**Problem requirements:**
Count the lines that include the string "breakdown", and give only that number.

-- Start of Exercise data --

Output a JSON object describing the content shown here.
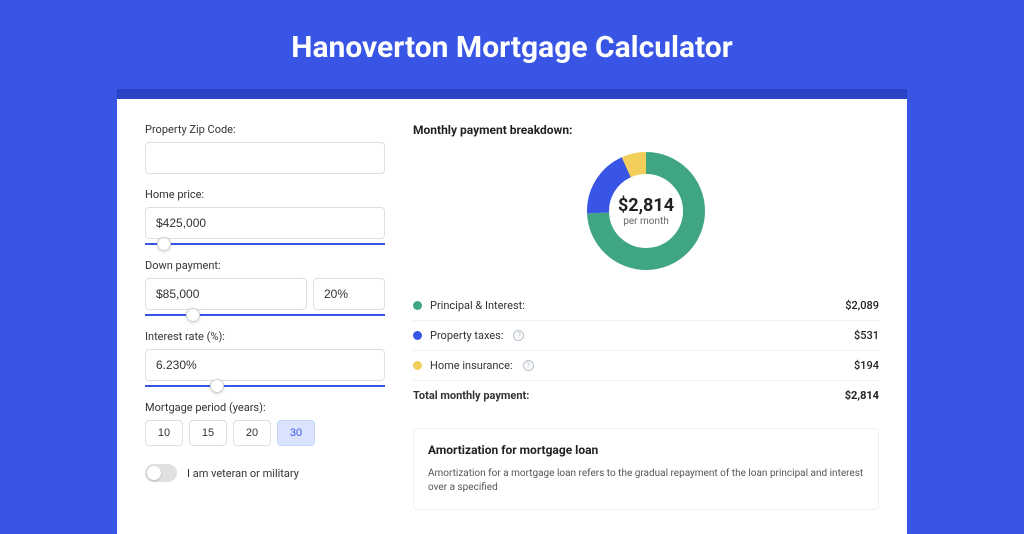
{
  "page": {
    "title": "Hanoverton Mortgage Calculator",
    "background_color": "#3955e5",
    "card_border_top_color": "#2a42c6"
  },
  "form": {
    "zip": {
      "label": "Property Zip Code:",
      "value": ""
    },
    "home_price": {
      "label": "Home price:",
      "value": "$425,000",
      "slider_pct": 8
    },
    "down_payment": {
      "label": "Down payment:",
      "value": "$85,000",
      "percent": "20%",
      "slider_pct": 20
    },
    "interest_rate": {
      "label": "Interest rate (%):",
      "value": "6.230%",
      "slider_pct": 30
    },
    "period": {
      "label": "Mortgage period (years):",
      "options": [
        "10",
        "15",
        "20",
        "30"
      ],
      "selected": "30"
    },
    "veteran": {
      "label": "I am veteran or military",
      "on": false
    }
  },
  "breakdown": {
    "title": "Monthly payment breakdown:",
    "center_amount": "$2,814",
    "center_sub": "per month",
    "donut": {
      "radius": 48,
      "stroke_width": 22,
      "slices": [
        {
          "key": "principal_interest",
          "value": 2089,
          "color": "#40a582"
        },
        {
          "key": "property_taxes",
          "value": 531,
          "color": "#3955e5"
        },
        {
          "key": "home_insurance",
          "value": 194,
          "color": "#f2cf5b"
        }
      ]
    },
    "rows": [
      {
        "label": "Principal & Interest:",
        "value": "$2,089",
        "color": "#40a582",
        "info": false
      },
      {
        "label": "Property taxes:",
        "value": "$531",
        "color": "#3955e5",
        "info": true
      },
      {
        "label": "Home insurance:",
        "value": "$194",
        "color": "#f2cf5b",
        "info": true
      }
    ],
    "total": {
      "label": "Total monthly payment:",
      "value": "$2,814"
    }
  },
  "amortization": {
    "title": "Amortization for mortgage loan",
    "text": "Amortization for a mortgage loan refers to the gradual repayment of the loan principal and interest over a specified"
  }
}
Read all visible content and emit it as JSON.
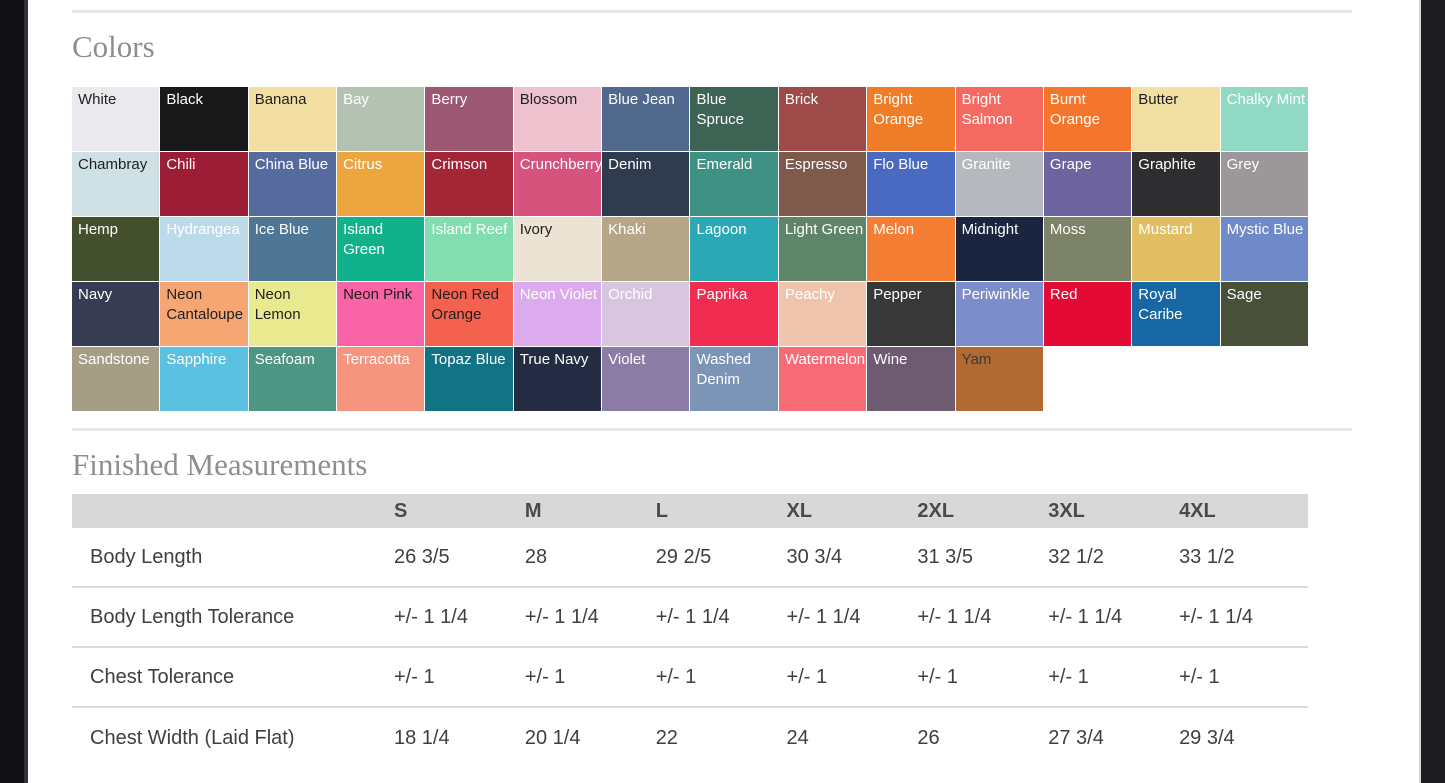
{
  "colors_section": {
    "heading": "Colors",
    "swatches": [
      {
        "name": "White",
        "bg": "#e9e9ee",
        "text_color": "#1f1f1f"
      },
      {
        "name": "Black",
        "bg": "#191919",
        "text_color": "#ffffff"
      },
      {
        "name": "Banana",
        "bg": "#f2dea1",
        "text_color": "#1f1f1f"
      },
      {
        "name": "Bay",
        "bg": "#b4c3b1",
        "text_color": "#ffffff"
      },
      {
        "name": "Berry",
        "bg": "#9c5873",
        "text_color": "#ffffff"
      },
      {
        "name": "Blossom",
        "bg": "#edc1ce",
        "text_color": "#1f1f1f"
      },
      {
        "name": "Blue Jean",
        "bg": "#51698c",
        "text_color": "#ffffff"
      },
      {
        "name": "Blue Spruce",
        "bg": "#3d6354",
        "text_color": "#ffffff"
      },
      {
        "name": "Brick",
        "bg": "#9e4a48",
        "text_color": "#ffffff"
      },
      {
        "name": "Bright Orange",
        "bg": "#ef7d28",
        "text_color": "#ffffff"
      },
      {
        "name": "Bright Salmon",
        "bg": "#f56a60",
        "text_color": "#ffffff"
      },
      {
        "name": "Burnt Orange",
        "bg": "#f4762c",
        "text_color": "#ffffff"
      },
      {
        "name": "Butter",
        "bg": "#f2e0a3",
        "text_color": "#1f1f1f"
      },
      {
        "name": "Chalky Mint",
        "bg": "#90d9c5",
        "text_color": "#ffffff"
      },
      {
        "name": "Chambray",
        "bg": "#d0e1e5",
        "text_color": "#1f1f1f"
      },
      {
        "name": "Chili",
        "bg": "#9c1d36",
        "text_color": "#ffffff"
      },
      {
        "name": "China Blue",
        "bg": "#566a9e",
        "text_color": "#ffffff"
      },
      {
        "name": "Citrus",
        "bg": "#eda63f",
        "text_color": "#ffffff"
      },
      {
        "name": "Crimson",
        "bg": "#a32637",
        "text_color": "#ffffff"
      },
      {
        "name": "Crunchberry",
        "bg": "#d5537d",
        "text_color": "#ffffff"
      },
      {
        "name": "Denim",
        "bg": "#2e3c4e",
        "text_color": "#ffffff"
      },
      {
        "name": "Emerald",
        "bg": "#3f9183",
        "text_color": "#ffffff"
      },
      {
        "name": "Espresso",
        "bg": "#7d5a4c",
        "text_color": "#ffffff"
      },
      {
        "name": "Flo Blue",
        "bg": "#4a6ac1",
        "text_color": "#ffffff"
      },
      {
        "name": "Granite",
        "bg": "#b5b8bd",
        "text_color": "#ffffff"
      },
      {
        "name": "Grape",
        "bg": "#6e649d",
        "text_color": "#ffffff"
      },
      {
        "name": "Graphite",
        "bg": "#2e2e30",
        "text_color": "#ffffff"
      },
      {
        "name": "Grey",
        "bg": "#9c9899",
        "text_color": "#ffffff"
      },
      {
        "name": "Hemp",
        "bg": "#44502d",
        "text_color": "#ffffff"
      },
      {
        "name": "Hydrangea",
        "bg": "#bddaeb",
        "text_color": "#ffffff"
      },
      {
        "name": "Ice Blue",
        "bg": "#507696",
        "text_color": "#ffffff"
      },
      {
        "name": "Island Green",
        "bg": "#11b28b",
        "text_color": "#ffffff"
      },
      {
        "name": "Island Reef",
        "bg": "#82ddb1",
        "text_color": "#ffffff"
      },
      {
        "name": "Ivory",
        "bg": "#ece3d5",
        "text_color": "#1f1f1f"
      },
      {
        "name": "Khaki",
        "bg": "#b4a686",
        "text_color": "#ffffff"
      },
      {
        "name": "Lagoon",
        "bg": "#2aa9b4",
        "text_color": "#ffffff"
      },
      {
        "name": "Light Green",
        "bg": "#5e8569",
        "text_color": "#ffffff"
      },
      {
        "name": "Melon",
        "bg": "#f57e35",
        "text_color": "#ffffff"
      },
      {
        "name": "Midnight",
        "bg": "#1c2540",
        "text_color": "#ffffff"
      },
      {
        "name": "Moss",
        "bg": "#7d8369",
        "text_color": "#ffffff"
      },
      {
        "name": "Mustard",
        "bg": "#e1be62",
        "text_color": "#ffffff"
      },
      {
        "name": "Mystic Blue",
        "bg": "#6f89c9",
        "text_color": "#ffffff"
      },
      {
        "name": "Navy",
        "bg": "#373c52",
        "text_color": "#ffffff"
      },
      {
        "name": "Neon Cantaloupe",
        "bg": "#f6a673",
        "text_color": "#1f1f1f"
      },
      {
        "name": "Neon Lemon",
        "bg": "#e9e990",
        "text_color": "#1f1f1f"
      },
      {
        "name": "Neon Pink",
        "bg": "#f864a5",
        "text_color": "#1f1f1f"
      },
      {
        "name": "Neon Red Orange",
        "bg": "#f5614f",
        "text_color": "#1f1f1f"
      },
      {
        "name": "Neon Violet",
        "bg": "#dcabee",
        "text_color": "#ffffff"
      },
      {
        "name": "Orchid",
        "bg": "#d7c6dd",
        "text_color": "#ffffff"
      },
      {
        "name": "Paprika",
        "bg": "#f02c51",
        "text_color": "#ffffff"
      },
      {
        "name": "Peachy",
        "bg": "#efc4ad",
        "text_color": "#ffffff"
      },
      {
        "name": "Pepper",
        "bg": "#383838",
        "text_color": "#ffffff"
      },
      {
        "name": "Periwinkle",
        "bg": "#7c8dc9",
        "text_color": "#ffffff"
      },
      {
        "name": "Red",
        "bg": "#e40a36",
        "text_color": "#ffffff"
      },
      {
        "name": "Royal Caribe",
        "bg": "#1867a5",
        "text_color": "#ffffff"
      },
      {
        "name": "Sage",
        "bg": "#48503a",
        "text_color": "#ffffff"
      },
      {
        "name": "Sandstone",
        "bg": "#a59d85",
        "text_color": "#ffffff"
      },
      {
        "name": "Sapphire",
        "bg": "#5cc1e1",
        "text_color": "#ffffff"
      },
      {
        "name": "Seafoam",
        "bg": "#4e9684",
        "text_color": "#ffffff"
      },
      {
        "name": "Terracotta",
        "bg": "#f5947f",
        "text_color": "#ffffff"
      },
      {
        "name": "Topaz Blue",
        "bg": "#127384",
        "text_color": "#ffffff"
      },
      {
        "name": "True Navy",
        "bg": "#232c42",
        "text_color": "#ffffff"
      },
      {
        "name": "Violet",
        "bg": "#8b7ca6",
        "text_color": "#ffffff"
      },
      {
        "name": "Washed Denim",
        "bg": "#7c94b6",
        "text_color": "#ffffff"
      },
      {
        "name": "Watermelon",
        "bg": "#f66b76",
        "text_color": "#ffffff"
      },
      {
        "name": "Wine",
        "bg": "#6e5a71",
        "text_color": "#ffffff"
      },
      {
        "name": "Yam",
        "bg": "#b16a31",
        "text_color": "#3a3a3a"
      }
    ]
  },
  "measurements_section": {
    "heading": "Finished Measurements",
    "table": {
      "columns": [
        "S",
        "M",
        "L",
        "XL",
        "2XL",
        "3XL",
        "4XL"
      ],
      "rows": [
        {
          "label": "Body Length",
          "values": [
            "26 3/5",
            "28",
            "29 2/5",
            "30 3/4",
            "31 3/5",
            "32 1/2",
            "33 1/2"
          ]
        },
        {
          "label": "Body Length Tolerance",
          "values": [
            "+/- 1 1/4",
            "+/- 1 1/4",
            "+/- 1 1/4",
            "+/- 1 1/4",
            "+/- 1 1/4",
            "+/- 1 1/4",
            "+/- 1 1/4"
          ]
        },
        {
          "label": "Chest Tolerance",
          "values": [
            "+/- 1",
            "+/- 1",
            "+/- 1",
            "+/- 1",
            "+/- 1",
            "+/- 1",
            "+/- 1"
          ]
        },
        {
          "label": "Chest Width (Laid Flat)",
          "values": [
            "18 1/4",
            "20 1/4",
            "22",
            "24",
            "26",
            "27 3/4",
            "29 3/4"
          ]
        }
      ]
    }
  }
}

-- End of Exercise data --

**Output for this exercise:**
2